**Data provided**
____
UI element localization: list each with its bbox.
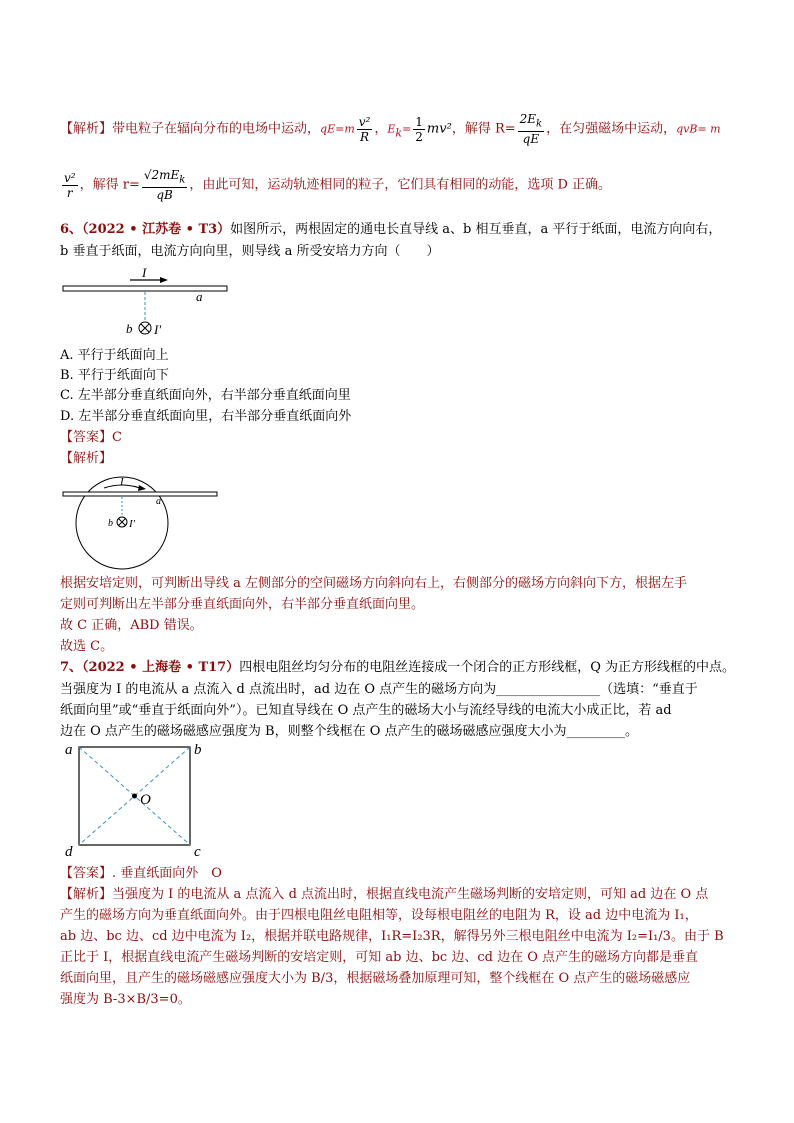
q7-analysis-line1: 【解析】当强度为 I 的电流从 a 点流入 d 点流出时，根据直线电流产生磁场判断的安培定则，可知 ad 边在 O 点 [60,887,709,902]
current-label-Iprime: I′ [129,518,136,530]
q6-stem-line2: b 垂直于纸面，电流方向向里，则导线 a 所受安培力方向（ ） [60,244,440,259]
current-label-Iprime: I′ [154,322,162,337]
question-number: 7、 [60,660,83,675]
corner-label-d: d [65,844,73,860]
corner-label-b: b [194,742,202,758]
question-number: 6、 [60,222,83,237]
q6-stem-line1: 6、（2022 • 江苏卷 • T3）如图所示，两根固定的通电长直导线 a、b 相互垂直，a 平行于纸面，电流方向向右， [60,222,722,237]
q6-analysis-line3: 故 C 正确，ABD 错误。 [60,618,203,633]
fraction: $\frac{2E_k}{qE}$ [519,112,543,147]
q6-analysis-line2: 定则可判断出左半部分垂直纸面向外，右半部分垂直纸面向里。 [60,597,425,612]
q7-analysis-line6: 强度为 B-3×B/3=0。 [60,992,191,1007]
q7-stem-line1: 7、（2022 • 上海卷 • T17）四根电阻丝均匀分布的电阻丝连接成一个闭合的正方形线框，Q 为正方形线框的中点。 [60,660,736,675]
q7-stem-line3: 纸面向里”或“垂直于纸面向外”）。已知直导线在 O 点产生的磁场大小与流经导线的电流大小成正比，若 ad [60,703,672,718]
q7-square-figure [60,740,210,862]
q6-wire-figure [60,264,230,344]
q6-option-c: C. 左半部分垂直纸面向外，右半部分垂直纸面向里 [60,388,351,403]
q6-answer: 【答案】C [60,430,122,445]
question-source: （2022 • 上海卷 • T17） [82,660,240,675]
q6-option-b: B. 平行于纸面向下 [60,368,169,383]
q7-stem-line4: 边在 O 点产生的磁场磁感应强度为 B，则整个线框在 O 点产生的磁场磁感应强度大小为_________。 [60,724,639,739]
fraction: $\frac{1}{2}$ [415,114,423,144]
fraction: $\frac{\text{v²}}{r}$ [64,170,76,200]
corner-label-c: c [194,844,201,860]
q6-analysis-figure [60,474,220,574]
fraction: $\frac{\text{v²}}{R}$ [358,114,371,144]
current-label-I: I [142,265,147,280]
q7-analysis-line3: ab 边、bc 边、cd 边中电流为 I₂，根据并联电路规律，I₁R=I₂3R，解得另外三根电阻丝中电流为 I₂=I₁/3。由于 B [60,929,724,944]
center-label-O: O [140,792,151,808]
wire-label-b: b [108,518,113,529]
analysis-tag: 【解析】 [60,121,113,137]
wire-label-b: b [126,321,133,336]
q6-option-d: D. 左半部分垂直纸面向里，右半部分垂直纸面向外 [60,409,352,424]
current-label-I: I [120,476,124,488]
wire-label-a: a [196,289,203,304]
q7-analysis-line4: 正比于 I，根据直线电流产生磁场判断的安培定则，可知 ab 边、bc 边、cd 边在 O 点产生的磁场方向都是垂直 [60,950,698,965]
corner-label-a: a [65,742,73,758]
q7-stem-line2: 当强度为 I 的电流从 a 点流入 d 点流出时，ad 边在 O 点产生的磁场方向为________________（选填：“垂直于 [60,682,698,697]
q7-answer: 【答案】. 垂直纸面向外 O [60,866,222,881]
fraction: $\frac{√2mE_k}{qB}$ [143,168,186,203]
wire-label-a: a [156,496,161,507]
q6-option-a: A. 平行于纸面向上 [60,348,169,363]
question-source: （2022 • 江苏卷 • T3） [82,222,231,237]
p5-analysis-line2: $\frac{\text{v²}}{r}$ ，解得 r= $\frac{√2mE_k}{qB}$ ，由此可知，运动轨迹相同的粒子，它们具有相同的动能，选项 D 正确。 [64,168,612,203]
q7-analysis-line2: 产生的磁场方向为垂直纸面向外。由于四根电阻丝电阻相等，设每根电阻丝的电阻为 R，设 ad 边中电流为 I₁， [60,908,698,923]
p5-analysis-line1: 【解析】带电粒子在辐向分布的电场中运动，qE=m $\frac{\text{v²}}{R}$ ，$E_k=$ $\frac{1}{2}$ mv²，解得 R= $\frac{2E_k}{qE}$ ，在匀强磁场中运动，qvB= m [60,112,721,147]
q6-analysis-tag: 【解析】 [60,451,113,466]
q6-analysis-line1: 根据安培定则，可判断出导线 a 左侧部分的空间磁场方向斜向右上，右侧部分的磁场方向斜向下方，根据左手 [60,576,688,591]
q7-analysis-line5: 纸面向里，且产生的磁场磁感应强度大小为 B/3，根据磁场叠加原理可知，整个线框在 O 点产生的磁场磁感应 [60,971,691,986]
q6-analysis-line4: 故选 C。 [60,639,114,654]
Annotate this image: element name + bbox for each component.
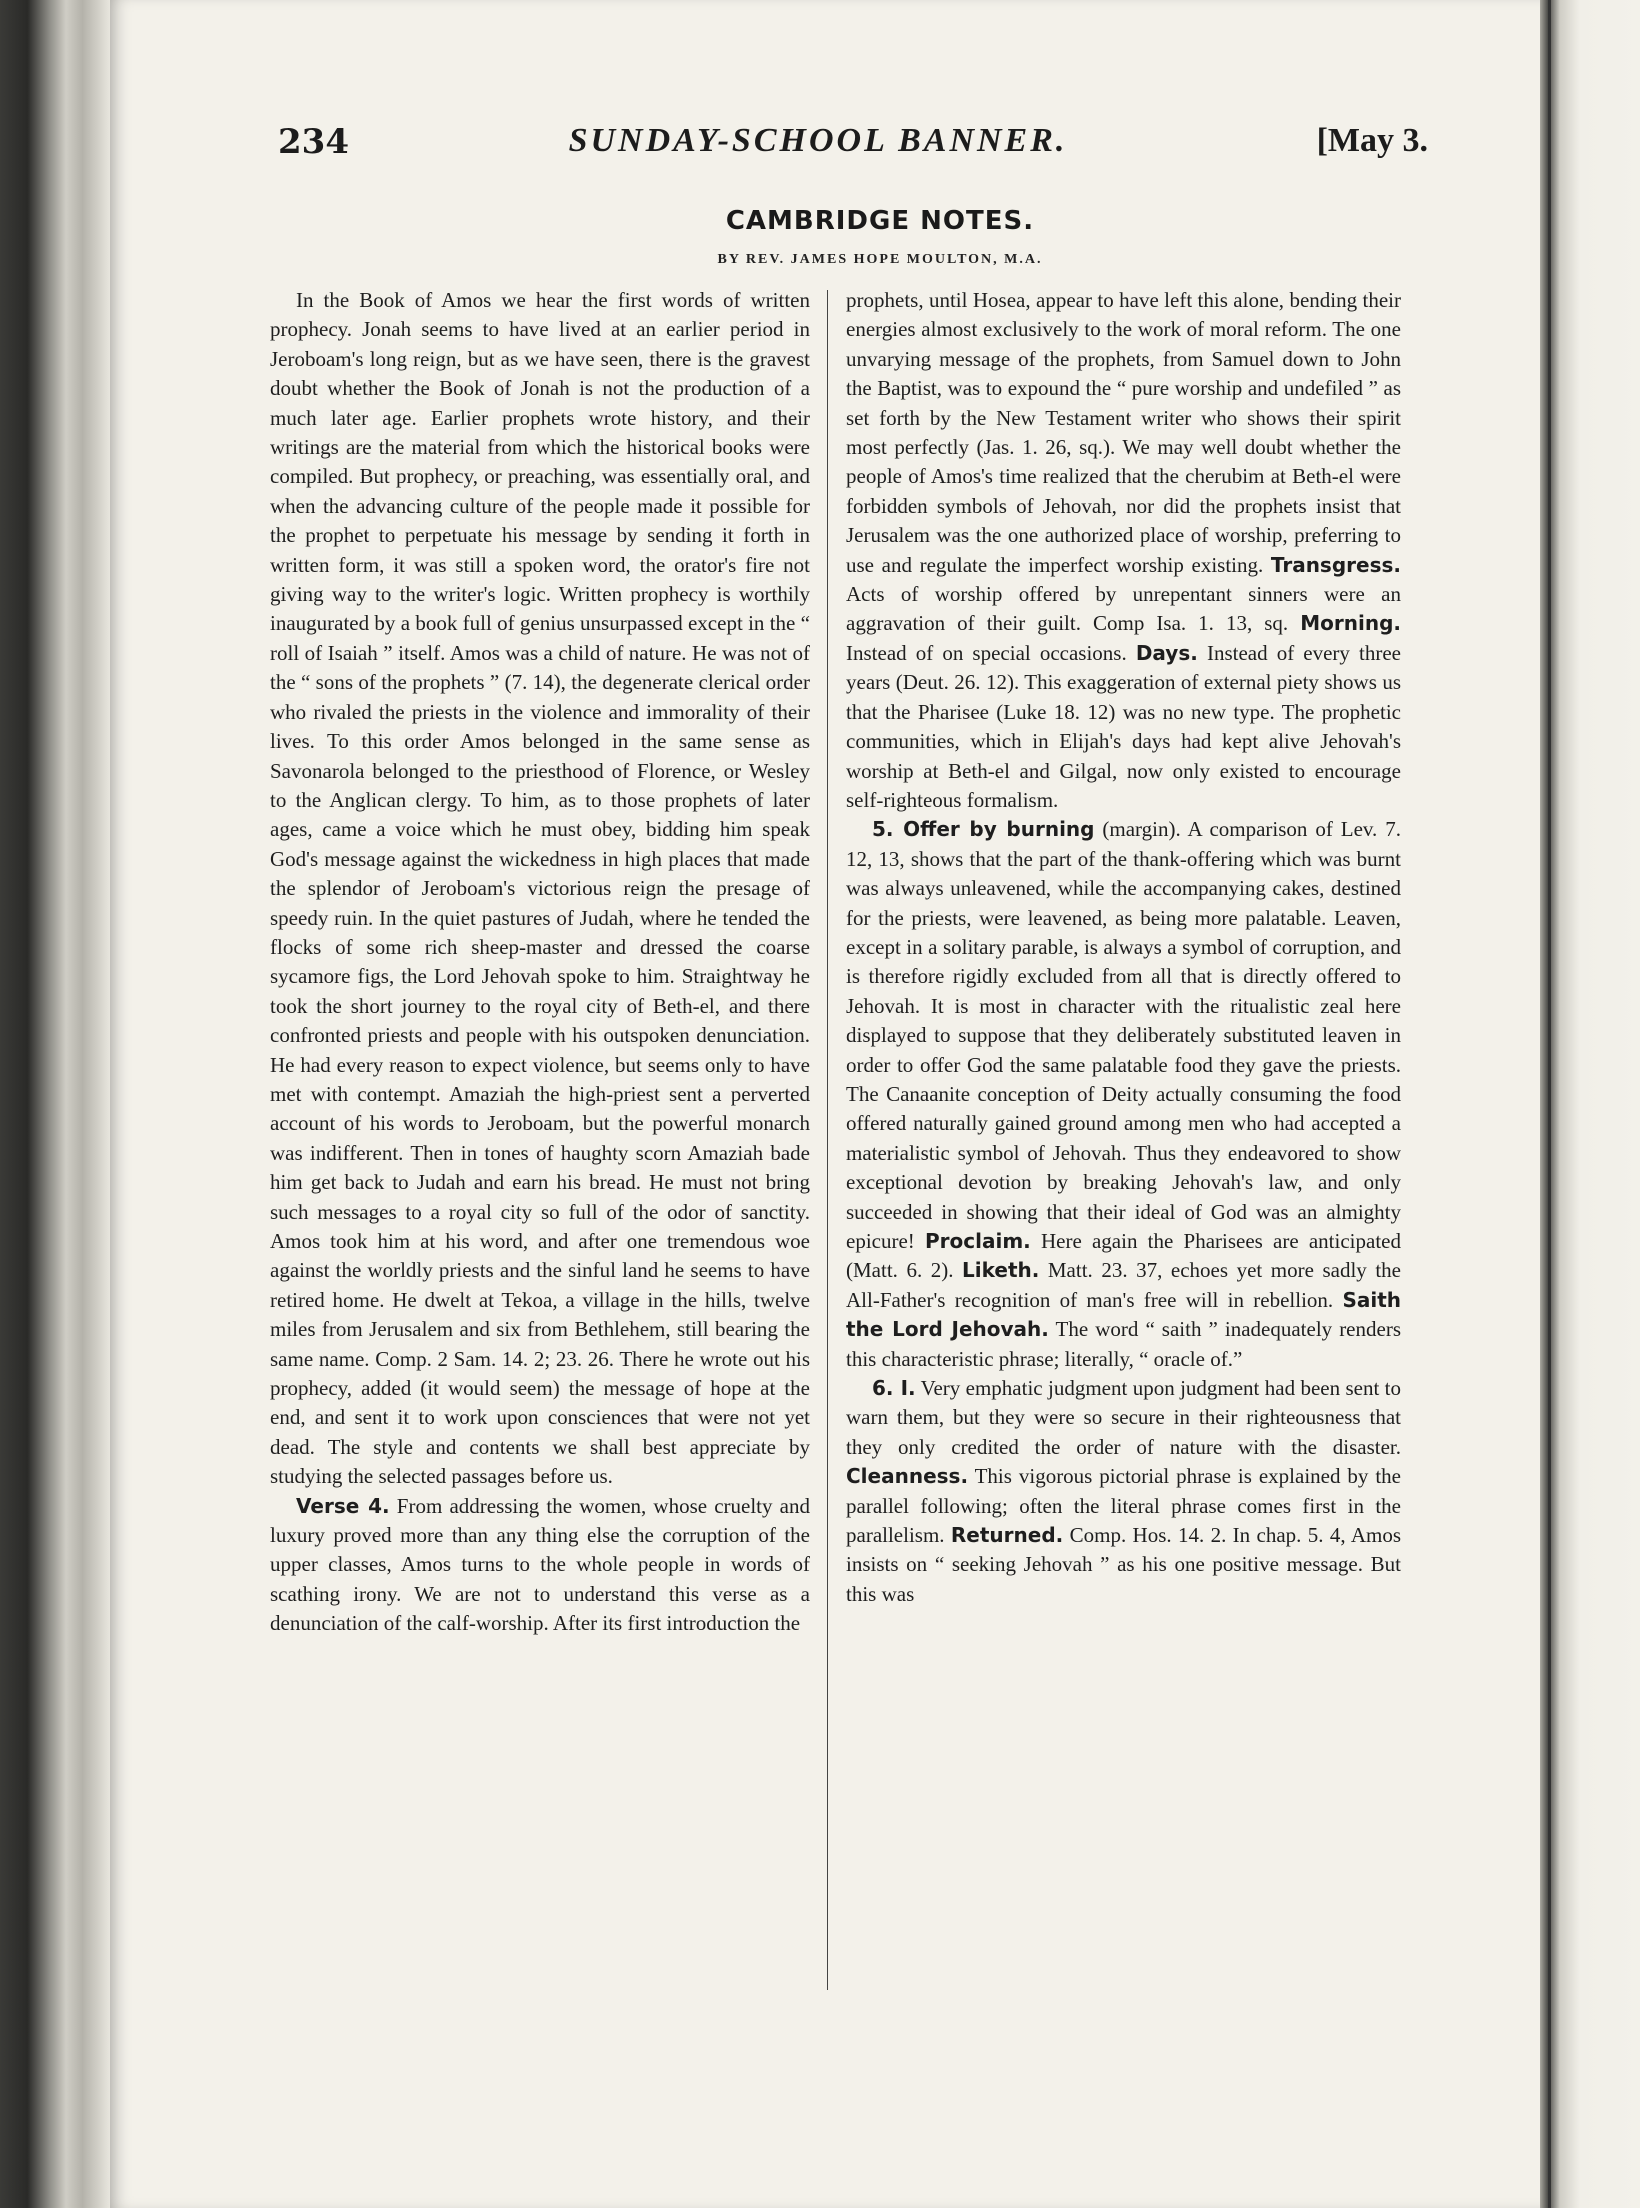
____
**What you have to do**
Express the lines above, starting at the one containing "q7-analysis-line1: 【解析】当强度为 I" and ending at the one containing "question-source: （2022 • 上海卷", as a JSON list of strings with one string per line, omitting any blank lines.

**Reply**
[
  "q7-analysis-line1: 【解析】当强度为 I 的电流从 a 点流入 d 点流出时，根据直线电流产生磁场判断的安培定则，可知 ad 边在 O 点 [60,887,709,902]",
  "current-label-Iprime: I′ [129,518,136,530]",
  "q6-stem-line2: b 垂直于纸面，电流方向向里，则导线 a 所受安培力方向（ ） [60,244,440,259]",
  "current-label-Iprime: I′ [154,322,162,337]",
  "question-number: 7、 [60,660,83,675]",
  "corner-label-d: d [65,844,73,860]",
  "corner-label-b: b [194,742,202,758]",
  "question-number: 6、 [60,222,83,237]",
  "q6-stem-line1: 6、（2022 • 江苏卷 • T3）如图所示，两根固定的通电长直导线 a、b 相互垂直，a 平行于纸面，电流方向向右， [60,222,722,237]",
  "q6-analysis-line3: 故 C 正确，ABD 错误。 [60,618,203,633]",
  "fraction: $\\frac{2E_k}{qE}$ [519,112,543,147]",
  "q6-analysis-line2: 定则可判断出左半部分垂直纸面向外，右半部分垂直纸面向里。 [60,597,425,612]",
  "q7-analysis-line6: 强度为 B-3×B/3=0。 [60,992,191,1007]",
  "q7-stem-line1: 7、（2022 • 上海卷 • T17）四根电阻丝均匀分布的电阻丝连接成一个闭合的正方形线框，Q 为正方形线框的中点。 [60,660,736,675]",
  "q7-stem-line3: 纸面向里”或“垂直于纸面向外”）。已知直导线在 O 点产生的磁场大小与流经导线的电流大小成正比，若 ad [60,703,672,718]",
  "q7-square-figure [60,740,210,862]",
  "q6-wire-figure [60,264,230,344]",
  "q6-option-c: C. 左半部分垂直纸面向外，右半部分垂直纸面向里 [60,388,351,403]",
  "q6-answer: 【答案】C [60,430,122,445]",
  "question-source: （2022 • 上海卷 • T17） [82,660,240,675]"
]